◆ Instruction ◆
Repeat the data word for word. Do not include the pictures.

== Record extracts ==

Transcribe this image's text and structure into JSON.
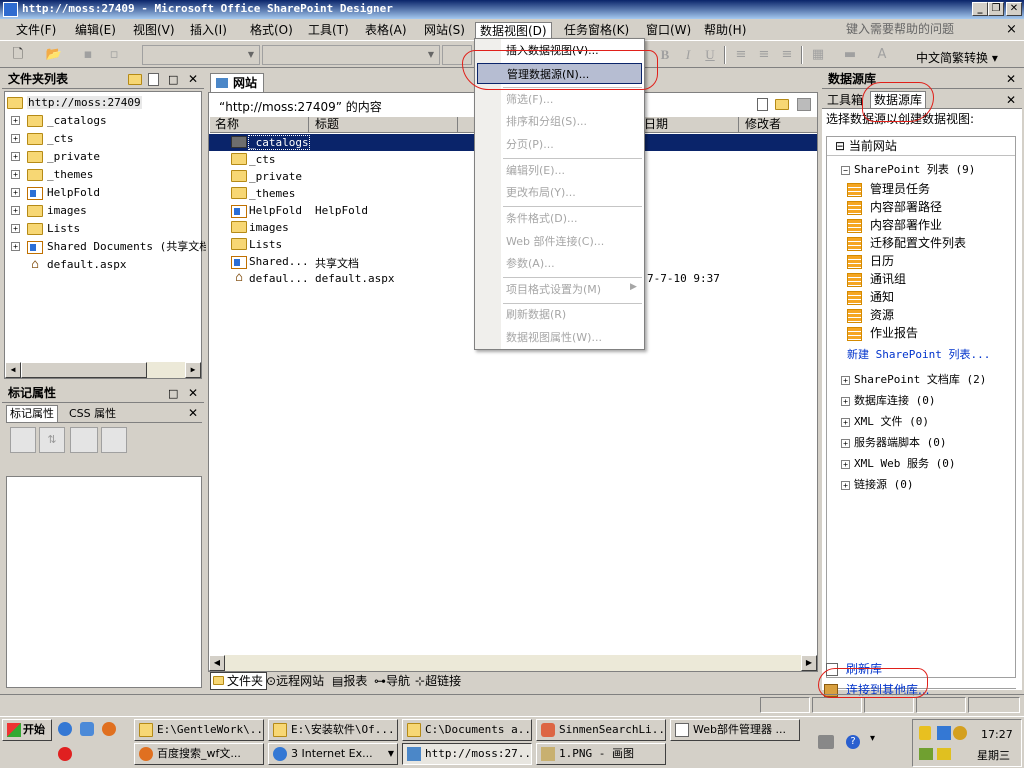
{
  "window": {
    "title": "http://moss:27409 - Microsoft Office SharePoint Designer",
    "buttons": {
      "minimize": "_",
      "restore": "❐",
      "close": "✕"
    }
  },
  "menubar": {
    "items": [
      "文件(F)",
      "编辑(E)",
      "视图(V)",
      "插入(I)",
      "格式(O)",
      "工具(T)",
      "表格(A)",
      "网站(S)",
      "数据视图(D)",
      "任务窗格(K)",
      "窗口(W)",
      "帮助(H)"
    ],
    "help_placeholder": "键入需要帮助的问题",
    "close_glyph": "×"
  },
  "toolbar": {
    "bold": "B",
    "italic": "I",
    "underline": "U",
    "translate_label": "中文简繁转换 ▾"
  },
  "folder_list": {
    "title": "文件夹列表",
    "root": "http://moss:27409",
    "items": [
      "_catalogs",
      "_cts",
      "_private",
      "_themes",
      "HelpFold",
      "images",
      "Lists",
      "Shared Documents (共享文档",
      "default.aspx"
    ]
  },
  "tag_props": {
    "title": "标记属性",
    "tabs": [
      "标记属性",
      "CSS 属性"
    ]
  },
  "center": {
    "tab": "网站",
    "heading": "“http://moss:27409” 的内容",
    "columns": [
      "名称",
      "标题",
      "日期",
      "修改者"
    ],
    "rows": [
      {
        "name": "_catalogs",
        "title": "",
        "date": ""
      },
      {
        "name": "_cts",
        "title": "",
        "date": ""
      },
      {
        "name": "_private",
        "title": "",
        "date": ""
      },
      {
        "name": "_themes",
        "title": "",
        "date": ""
      },
      {
        "name": "HelpFold",
        "title": "HelpFold",
        "date": ""
      },
      {
        "name": "images",
        "title": "",
        "date": ""
      },
      {
        "name": "Lists",
        "title": "",
        "date": ""
      },
      {
        "name": "Shared...",
        "title": "共享文档",
        "date": ""
      },
      {
        "name": "defaul...",
        "title": "default.aspx",
        "date": "7-7-10 9:37"
      }
    ],
    "bottom_tabs": [
      "文件夹",
      "远程网站",
      "报表",
      "导航",
      "超链接"
    ]
  },
  "dropdown": {
    "items": [
      {
        "label": "插入数据视图(V)...",
        "enabled": true
      },
      {
        "label": "管理数据源(N)...",
        "enabled": true,
        "selected": true
      },
      {
        "label": "筛选(F)...",
        "enabled": false
      },
      {
        "label": "排序和分组(S)...",
        "enabled": false
      },
      {
        "label": "分页(P)...",
        "enabled": false
      },
      {
        "label": "编辑列(E)...",
        "enabled": false
      },
      {
        "label": "更改布局(Y)...",
        "enabled": false
      },
      {
        "label": "条件格式(D)...",
        "enabled": false
      },
      {
        "label": "Web 部件连接(C)...",
        "enabled": false
      },
      {
        "label": "参数(A)...",
        "enabled": false
      },
      {
        "label": "项目格式设置为(M)",
        "enabled": false,
        "submenu": true
      },
      {
        "label": "刷新数据(R)",
        "enabled": false
      },
      {
        "label": "数据视图属性(W)...",
        "enabled": false
      }
    ]
  },
  "data_source": {
    "title": "数据源库",
    "tabs": [
      "工具箱",
      "数据源库"
    ],
    "instruction": "选择数据源以创建数据视图:",
    "site": "当前网站",
    "sp_lists": "SharePoint 列表 (9)",
    "list_items": [
      "管理员任务",
      "内容部署路径",
      "内容部署作业",
      "迁移配置文件列表",
      "日历",
      "通讯组",
      "通知",
      "资源",
      "作业报告"
    ],
    "new_link": "新建 SharePoint 列表...",
    "groups": [
      "SharePoint 文档库 (2)",
      "数据库连接 (0)",
      "XML 文件 (0)",
      "服务器端脚本 (0)",
      "XML Web 服务 (0)",
      "链接源 (0)"
    ],
    "refresh": "刷新库",
    "connect": "连接到其他库..."
  },
  "taskbar": {
    "start": "开始",
    "row1": [
      "E:\\GentleWork\\...",
      "E:\\安装软件\\Of...",
      "C:\\Documents a...",
      "SinmenSearchLi...",
      "Web部件管理器 ..."
    ],
    "row2": [
      "百度搜索_wf文...",
      "3 Internet Ex...",
      "http://moss:27...",
      "1.PNG - 画图"
    ],
    "time": "17:27",
    "weekday": "星期三"
  }
}
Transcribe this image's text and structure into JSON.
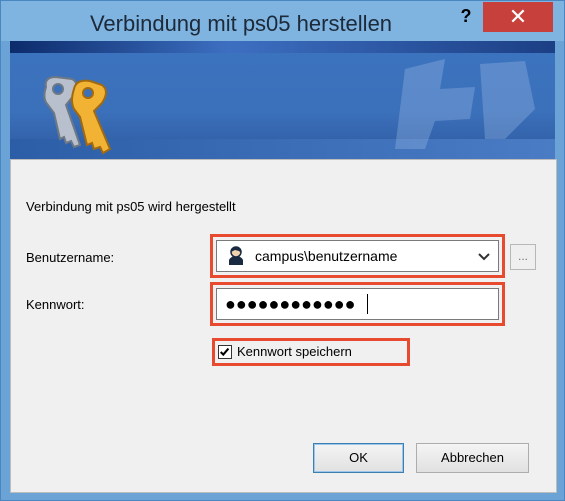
{
  "title": "Verbindung mit ps05 herstellen",
  "titlebar": {
    "help_label": "?",
    "close_label": "✕"
  },
  "info_text": "Verbindung mit ps05 wird hergestellt",
  "username": {
    "label": "Benutzername:",
    "value": "campus\\benutzername",
    "browse_label": "..."
  },
  "password": {
    "label": "Kennwort:",
    "value": "●●●●●●●●●●●●"
  },
  "remember": {
    "label": "Kennwort speichern",
    "checked": true
  },
  "buttons": {
    "ok": "OK",
    "cancel": "Abbrechen"
  },
  "colors": {
    "highlight": "#e84a2f",
    "banner": "#3b70ba",
    "close": "#c7403b"
  },
  "icons": [
    "keys-icon",
    "user-icon",
    "chevron-down-icon",
    "checkmark-icon",
    "help-icon",
    "close-icon"
  ]
}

===

◆ Solution for this problem ◆
Transcribe this image's text and structure into JSON.
{
  "window": {
    "title": "http://moss:27409 - Microsoft Office SharePoint Designer",
    "buttons": {
      "minimize": "_",
      "restore": "❐",
      "close": "✕"
    }
  },
  "menubar": {
    "items": [
      "文件(F)",
      "编辑(E)",
      "视图(V)",
      "插入(I)",
      "格式(O)",
      "工具(T)",
      "表格(A)",
      "网站(S)",
      "数据视图(D)",
      "任务窗格(K)",
      "窗口(W)",
      "帮助(H)"
    ],
    "help_placeholder": "键入需要帮助的问题",
    "close_glyph": "×"
  },
  "toolbar": {
    "bold": "B",
    "italic": "I",
    "underline": "U",
    "translate_label": "中文简繁转换 ▾"
  },
  "folder_list": {
    "title": "文件夹列表",
    "root": "http://moss:27409",
    "items": [
      "_catalogs",
      "_cts",
      "_private",
      "_themes",
      "HelpFold",
      "images",
      "Lists",
      "Shared Documents (共享文档",
      "default.aspx"
    ]
  },
  "tag_props": {
    "title": "标记属性",
    "tabs": [
      "标记属性",
      "CSS 属性"
    ]
  },
  "center": {
    "tab": "网站",
    "heading": "“http://moss:27409” 的内容",
    "columns": [
      "名称",
      "标题",
      "日期",
      "修改者"
    ],
    "rows": [
      {
        "name": "_catalogs",
        "title": "",
        "date": ""
      },
      {
        "name": "_cts",
        "title": "",
        "date": ""
      },
      {
        "name": "_private",
        "title": "",
        "date": ""
      },
      {
        "name": "_themes",
        "title": "",
        "date": ""
      },
      {
        "name": "HelpFold",
        "title": "HelpFold",
        "date": ""
      },
      {
        "name": "images",
        "title": "",
        "date": ""
      },
      {
        "name": "Lists",
        "title": "",
        "date": ""
      },
      {
        "name": "Shared...",
        "title": "共享文档",
        "date": ""
      },
      {
        "name": "defaul...",
        "title": "default.aspx",
        "date": "7-7-10 9:37"
      }
    ],
    "bottom_tabs": [
      "文件夹",
      "远程网站",
      "报表",
      "导航",
      "超链接"
    ]
  },
  "dropdown": {
    "items": [
      {
        "label": "插入数据视图(V)...",
        "enabled": true
      },
      {
        "label": "管理数据源(N)...",
        "enabled": true,
        "selected": true
      },
      {
        "label": "筛选(F)...",
        "enabled": false
      },
      {
        "label": "排序和分组(S)...",
        "enabled": false
      },
      {
        "label": "分页(P)...",
        "enabled": false
      },
      {
        "label": "编辑列(E)...",
        "enabled": false
      },
      {
        "label": "更改布局(Y)...",
        "enabled": false
      },
      {
        "label": "条件格式(D)...",
        "enabled": false
      },
      {
        "label": "Web 部件连接(C)...",
        "enabled": false
      },
      {
        "label": "参数(A)...",
        "enabled": false
      },
      {
        "label": "项目格式设置为(M)",
        "enabled": false,
        "submenu": true
      },
      {
        "label": "刷新数据(R)",
        "enabled": false
      },
      {
        "label": "数据视图属性(W)...",
        "enabled": false
      }
    ]
  },
  "data_source": {
    "title": "数据源库",
    "tabs": [
      "工具箱",
      "数据源库"
    ],
    "instruction": "选择数据源以创建数据视图:",
    "site": "当前网站",
    "sp_lists": "SharePoint 列表 (9)",
    "list_items": [
      "管理员任务",
      "内容部署路径",
      "内容部署作业",
      "迁移配置文件列表",
      "日历",
      "通讯组",
      "通知",
      "资源",
      "作业报告"
    ],
    "new_link": "新建 SharePoint 列表...",
    "groups": [
      "SharePoint 文档库 (2)",
      "数据库连接 (0)",
      "XML 文件 (0)",
      "服务器端脚本 (0)",
      "XML Web 服务 (0)",
      "链接源 (0)"
    ],
    "refresh": "刷新库",
    "connect": "连接到其他库..."
  },
  "taskbar": {
    "start": "开始",
    "row1": [
      "E:\\GentleWork\\...",
      "E:\\安装软件\\Of...",
      "C:\\Documents a...",
      "SinmenSearchLi...",
      "Web部件管理器 ..."
    ],
    "row2": [
      "百度搜索_wf文...",
      "3 Internet Ex...",
      "http://moss:27...",
      "1.PNG - 画图"
    ],
    "time": "17:27",
    "weekday": "星期三"
  }
}
Transcribe this image's text and structure into JSON.
{
  "title": "Verbindung mit ps05 herstellen",
  "titlebar": {
    "help_label": "?",
    "close_label": "✕"
  },
  "info_text": "Verbindung mit ps05 wird hergestellt",
  "username": {
    "label": "Benutzername:",
    "value": "campus\\benutzername",
    "browse_label": "..."
  },
  "password": {
    "label": "Kennwort:",
    "value": "●●●●●●●●●●●●"
  },
  "remember": {
    "label": "Kennwort speichern",
    "checked": true
  },
  "buttons": {
    "ok": "OK",
    "cancel": "Abbrechen"
  },
  "colors": {
    "highlight": "#e84a2f",
    "banner": "#3b70ba",
    "close": "#c7403b"
  },
  "icons": [
    "keys-icon",
    "user-icon",
    "chevron-down-icon",
    "checkmark-icon",
    "help-icon",
    "close-icon"
  ]
}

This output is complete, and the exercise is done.